Aim of the task:
List each line in which the string "อขายเง" appears.

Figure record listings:
━━━━

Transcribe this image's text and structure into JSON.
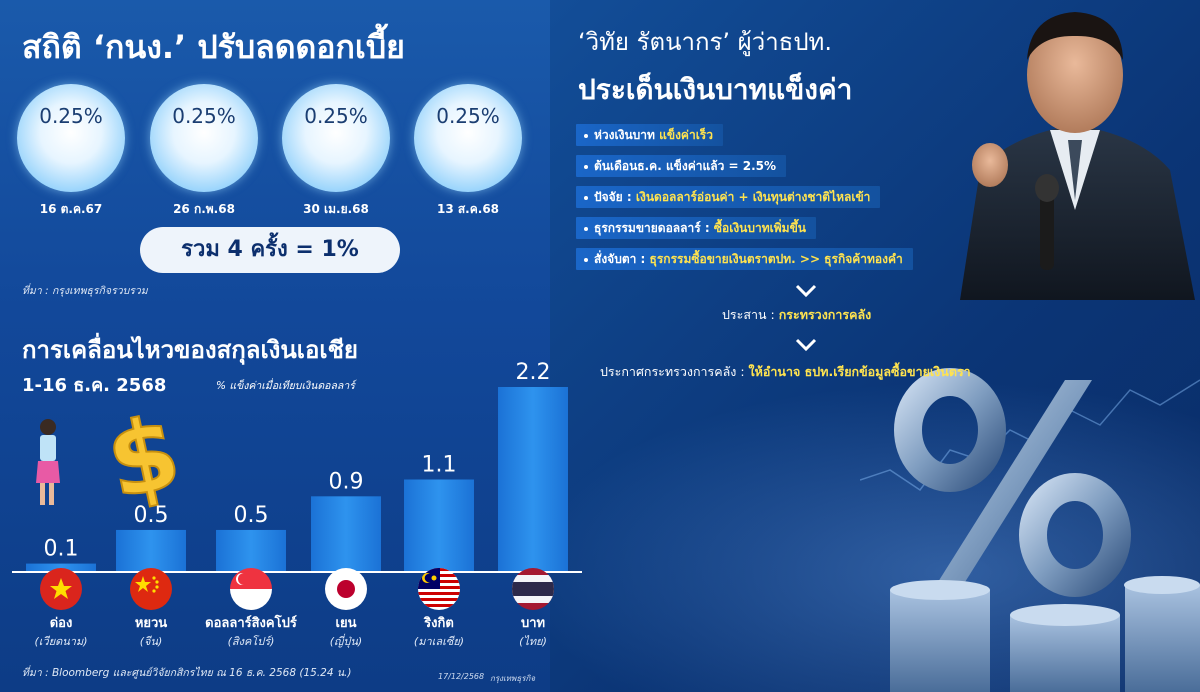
{
  "rate_panel": {
    "title": "สถิติ ‘กนง.’ ปรับลดดอกเบี้ย",
    "cuts": [
      {
        "value": "0.25%",
        "date": "16 ต.ค.67"
      },
      {
        "value": "0.25%",
        "date": "26 ก.พ.68"
      },
      {
        "value": "0.25%",
        "date": "30 เม.ย.68"
      },
      {
        "value": "0.25%",
        "date": "13 ส.ค.68"
      }
    ],
    "total": "รวม 4 ครั้ง = 1%",
    "source": "ที่มา : กรุงเทพธุรกิจรวบรวม"
  },
  "governor_panel": {
    "title_line1": "‘วิทัย รัตนากร’ ผู้ว่าธปท.",
    "title_line2": "ประเด็นเงินบาทแข็งค่า",
    "bullets": [
      {
        "label": "ห่วงเงินบาท ",
        "highlight": "แข็งค่าเร็ว"
      },
      {
        "label": "ต้นเดือนธ.ค. แข็งค่าแล้ว = 2.5%",
        "highlight": ""
      },
      {
        "label": "ปัจจัย : ",
        "highlight": "เงินดอลลาร์อ่อนค่า + เงินทุนต่างชาติไหลเข้า"
      },
      {
        "label": "ธุรกรรมขายดอลลาร์ : ",
        "highlight": "ซื้อเงินบาทเพิ่มขึ้น"
      },
      {
        "label": "สั่งจับตา : ",
        "highlight": "ธุรกรรมซื้อขายเงินตราตปท. >> ธุรกิจค้าทองคำ"
      }
    ],
    "coordinate_label": "ประสาน : ",
    "coordinate_value": "กระทรวงการคลัง",
    "announce_label": "ประกาศกระทรวงการคลัง : ",
    "announce_value": "ให้อำนาจ ธปท.เรียกข้อมูลซื้อขายเงินตรา"
  },
  "currency_panel": {
    "title": "การเคลื่อนไหวของสกุลเงินเอเชีย",
    "subtitle": "1-16 ธ.ค. 2568",
    "unit_note": "% แข็งค่าเมื่อเทียบเงินดอลลาร์",
    "source": "ที่มา : Bloomberg และศูนย์วิจัยกสิกรไทย ณ 16 ธ.ค. 2568 (15.24 น.)",
    "footer_date": "17/12/2568",
    "footer_brand": "กรุงเทพธุรกิจ"
  },
  "chart_data": {
    "type": "bar",
    "title": "การเคลื่อนไหวของสกุลเงินเอเชีย",
    "subtitle": "1-16 ธ.ค. 2568",
    "ylabel": "% แข็งค่าเมื่อเทียบเงินดอลลาร์",
    "categories": [
      "ด่อง",
      "หยวน",
      "ดอลลาร์สิงคโปร์",
      "เยน",
      "ริงกิต",
      "บาท"
    ],
    "category_subtitles": [
      "(เวียดนาม)",
      "(จีน)",
      "(สิงคโปร์)",
      "(ญี่ปุ่น)",
      "(มาเลเซีย)",
      "(ไทย)"
    ],
    "values": [
      0.1,
      0.5,
      0.5,
      0.9,
      1.1,
      2.2
    ],
    "value_labels": [
      "0.1",
      "0.5",
      "0.5",
      "0.9",
      "1.1",
      "2.2"
    ],
    "ylim": [
      0,
      2.2
    ],
    "grid": false,
    "bar_color": "#2e93ee"
  },
  "colors": {
    "highlight": "#ffe34f",
    "bar": "#2e93ee",
    "background": "#114a93"
  }
}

━━━━

Answer:
        "highlight": "ธุรกรรมซื้อขายเงินตราตปท. >> ธุรกิจค้าทองคำ"
    "announce_value": "ให้อำนาจ ธปท.เรียกข้อมูลซื้อขายเงินตรา"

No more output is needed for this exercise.